-- TASK --
Your task is to output the listing word for word, with pictures excluded.

-- START OF RECORDS PROVIDED --

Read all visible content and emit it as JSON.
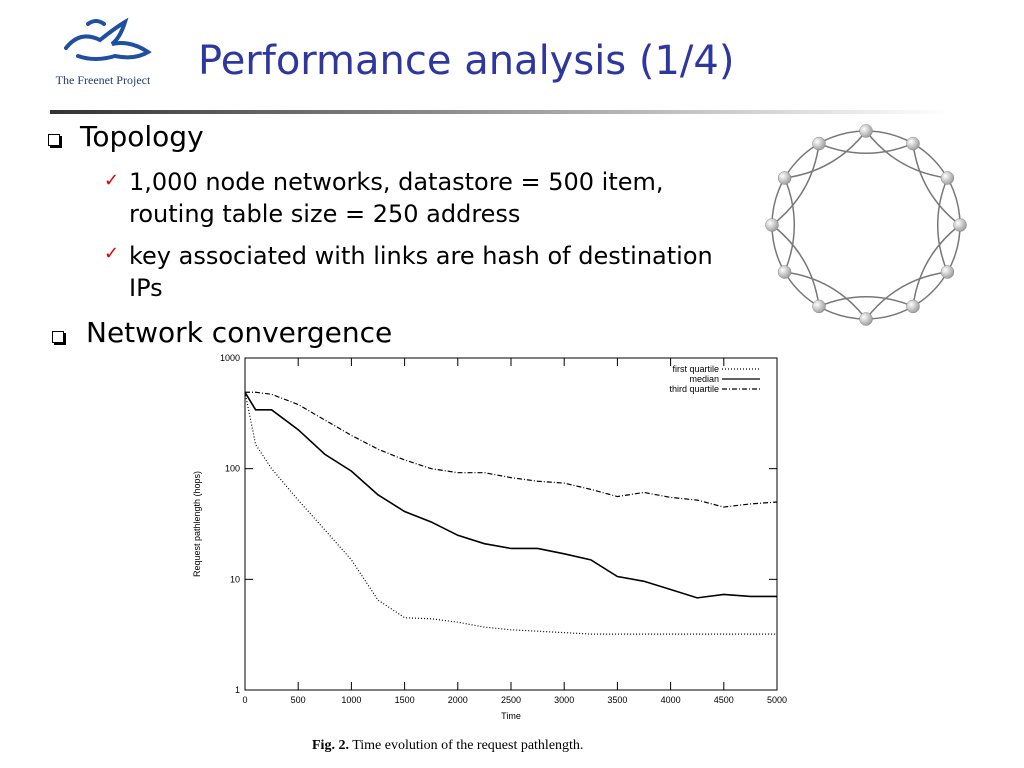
{
  "header": {
    "title": "Performance analysis (1/4)",
    "logo_text": "The Freenet Project"
  },
  "bullets": [
    {
      "text": "Topology",
      "items": [
        "1,000 node networks, datastore = 500 item, routing table size = 250 address",
        "key associated with links are hash of destination IPs"
      ]
    },
    {
      "text": "Network convergence",
      "items": []
    }
  ],
  "caption": {
    "label": "Fig. 2.",
    "text": "Time evolution of the request pathlength."
  },
  "chart_data": {
    "type": "line",
    "x_label": "Time",
    "y_label": "Request pathlength (hops)",
    "log_y": true,
    "legend": "top-right",
    "x": [
      0,
      100,
      250,
      500,
      750,
      1000,
      1250,
      1500,
      1750,
      2000,
      2250,
      2500,
      2750,
      3000,
      3250,
      3500,
      3750,
      4000,
      4250,
      4500,
      4750,
      5000
    ],
    "series": [
      {
        "name": "first quartile",
        "color": "#000000",
        "style": "dotted",
        "values": [
          490,
          165,
          100,
          52,
          28,
          15,
          6.5,
          4.5,
          4.4,
          4.1,
          3.7,
          3.5,
          3.4,
          3.3,
          3.2,
          3.2,
          3.2,
          3.2,
          3.2,
          3.2,
          3.2,
          3.2
        ]
      },
      {
        "name": "median",
        "color": "#000000",
        "style": "solid",
        "values": [
          490,
          340,
          340,
          225,
          135,
          95,
          58,
          41,
          33,
          25,
          21,
          19,
          19,
          17,
          15,
          10.6,
          9.6,
          8.1,
          6.8,
          7.3,
          7,
          7
        ]
      },
      {
        "name": "third quartile",
        "color": "#000000",
        "style": "dashdot",
        "values": [
          490,
          490,
          470,
          380,
          275,
          200,
          150,
          120,
          100,
          92,
          92,
          83,
          77,
          74,
          65,
          56,
          61,
          55,
          52,
          45,
          48,
          50
        ]
      }
    ],
    "xlim": [
      0,
      5000
    ],
    "xticks": [
      0,
      500,
      1000,
      1500,
      2000,
      2500,
      3000,
      3500,
      4000,
      4500,
      5000
    ],
    "ylim": [
      1,
      1000
    ],
    "yticks": [
      1,
      10,
      100,
      1000
    ]
  }
}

-- END OF RECORDS PROVIDED --

-- OUTPUT FOR THIS TASK --
Read all visible content and emit it as JSON.
{
  "header": {
    "title": "Performance analysis (1/4)",
    "logo_text": "The Freenet Project"
  },
  "bullets": [
    {
      "text": "Topology",
      "items": [
        "1,000 node networks, datastore = 500 item, routing table size = 250 address",
        "key associated with links are hash of destination IPs"
      ]
    },
    {
      "text": "Network convergence",
      "items": []
    }
  ],
  "caption": {
    "label": "Fig. 2.",
    "text": "Time evolution of the request pathlength."
  },
  "chart_data": {
    "type": "line",
    "x_label": "Time",
    "y_label": "Request pathlength (hops)",
    "log_y": true,
    "legend": "top-right",
    "x": [
      0,
      100,
      250,
      500,
      750,
      1000,
      1250,
      1500,
      1750,
      2000,
      2250,
      2500,
      2750,
      3000,
      3250,
      3500,
      3750,
      4000,
      4250,
      4500,
      4750,
      5000
    ],
    "series": [
      {
        "name": "first quartile",
        "color": "#000000",
        "style": "dotted",
        "values": [
          490,
          165,
          100,
          52,
          28,
          15,
          6.5,
          4.5,
          4.4,
          4.1,
          3.7,
          3.5,
          3.4,
          3.3,
          3.2,
          3.2,
          3.2,
          3.2,
          3.2,
          3.2,
          3.2,
          3.2
        ]
      },
      {
        "name": "median",
        "color": "#000000",
        "style": "solid",
        "values": [
          490,
          340,
          340,
          225,
          135,
          95,
          58,
          41,
          33,
          25,
          21,
          19,
          19,
          17,
          15,
          10.6,
          9.6,
          8.1,
          6.8,
          7.3,
          7,
          7
        ]
      },
      {
        "name": "third quartile",
        "color": "#000000",
        "style": "dashdot",
        "values": [
          490,
          490,
          470,
          380,
          275,
          200,
          150,
          120,
          100,
          92,
          92,
          83,
          77,
          74,
          65,
          56,
          61,
          55,
          52,
          45,
          48,
          50
        ]
      }
    ],
    "xlim": [
      0,
      5000
    ],
    "xticks": [
      0,
      500,
      1000,
      1500,
      2000,
      2500,
      3000,
      3500,
      4000,
      4500,
      5000
    ],
    "ylim": [
      1,
      1000
    ],
    "yticks": [
      1,
      10,
      100,
      1000
    ]
  }
}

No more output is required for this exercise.